Items from a data source
--- start ---
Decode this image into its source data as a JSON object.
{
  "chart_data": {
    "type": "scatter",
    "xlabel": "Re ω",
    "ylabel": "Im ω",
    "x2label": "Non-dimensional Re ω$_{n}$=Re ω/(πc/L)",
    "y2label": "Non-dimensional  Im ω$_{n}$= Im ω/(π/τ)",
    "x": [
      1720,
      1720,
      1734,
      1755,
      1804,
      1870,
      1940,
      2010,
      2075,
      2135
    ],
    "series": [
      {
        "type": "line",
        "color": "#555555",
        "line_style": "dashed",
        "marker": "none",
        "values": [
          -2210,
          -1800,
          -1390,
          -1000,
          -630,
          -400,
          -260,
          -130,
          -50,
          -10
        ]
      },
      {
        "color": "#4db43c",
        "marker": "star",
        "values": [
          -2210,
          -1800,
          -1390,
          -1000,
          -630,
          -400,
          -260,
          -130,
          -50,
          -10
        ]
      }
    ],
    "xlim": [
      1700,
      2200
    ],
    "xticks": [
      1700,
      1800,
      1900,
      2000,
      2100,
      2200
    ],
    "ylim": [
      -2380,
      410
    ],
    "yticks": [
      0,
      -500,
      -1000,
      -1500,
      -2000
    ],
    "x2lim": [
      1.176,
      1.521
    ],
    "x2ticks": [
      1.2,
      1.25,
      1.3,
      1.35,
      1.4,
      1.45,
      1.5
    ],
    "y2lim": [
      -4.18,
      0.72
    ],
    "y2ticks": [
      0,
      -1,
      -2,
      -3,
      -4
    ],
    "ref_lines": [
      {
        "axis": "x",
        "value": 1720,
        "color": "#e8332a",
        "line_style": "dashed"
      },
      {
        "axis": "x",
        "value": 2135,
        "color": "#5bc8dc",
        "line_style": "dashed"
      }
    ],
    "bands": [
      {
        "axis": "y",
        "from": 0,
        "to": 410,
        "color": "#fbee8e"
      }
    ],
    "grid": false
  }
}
--- end ---
* _Exercise objective_: Write the entire listing out again, word for word.

* _The output_:
Decode this image into its source data as a JSON object.
{
  "chart_data": {
    "type": "scatter",
    "xlabel": "Re ω",
    "ylabel": "Im ω",
    "x2label": "Non-dimensional Re ω$_{n}$=Re ω/(πc/L)",
    "y2label": "Non-dimensional  Im ω$_{n}$= Im ω/(π/τ)",
    "x": [
      1720,
      1720,
      1734,
      1755,
      1804,
      1870,
      1940,
      2010,
      2075,
      2135
    ],
    "series": [
      {
        "type": "line",
        "color": "#555555",
        "line_style": "dashed",
        "marker": "none",
        "values": [
          -2210,
          -1800,
          -1390,
          -1000,
          -630,
          -400,
          -260,
          -130,
          -50,
          -10
        ]
      },
      {
        "color": "#4db43c",
        "marker": "star",
        "values": [
          -2210,
          -1800,
          -1390,
          -1000,
          -630,
          -400,
          -260,
          -130,
          -50,
          -10
        ]
      }
    ],
    "xlim": [
      1700,
      2200
    ],
    "xticks": [
      1700,
      1800,
      1900,
      2000,
      2100,
      2200
    ],
    "ylim": [
      -2380,
      410
    ],
    "yticks": [
      0,
      -500,
      -1000,
      -1500,
      -2000
    ],
    "x2lim": [
      1.176,
      1.521
    ],
    "x2ticks": [
      1.2,
      1.25,
      1.3,
      1.35,
      1.4,
      1.45,
      1.5
    ],
    "y2lim": [
      -4.18,
      0.72
    ],
    "y2ticks": [
      0,
      -1,
      -2,
      -3,
      -4
    ],
    "ref_lines": [
      {
        "axis": "x",
        "value": 1720,
        "color": "#e8332a",
        "line_style": "dashed"
      },
      {
        "axis": "x",
        "value": 2135,
        "color": "#5bc8dc",
        "line_style": "dashed"
      }
    ],
    "bands": [
      {
        "axis": "y",
        "from": 0,
        "to": 410,
        "color": "#fbee8e"
      }
    ],
    "grid": false
  }
}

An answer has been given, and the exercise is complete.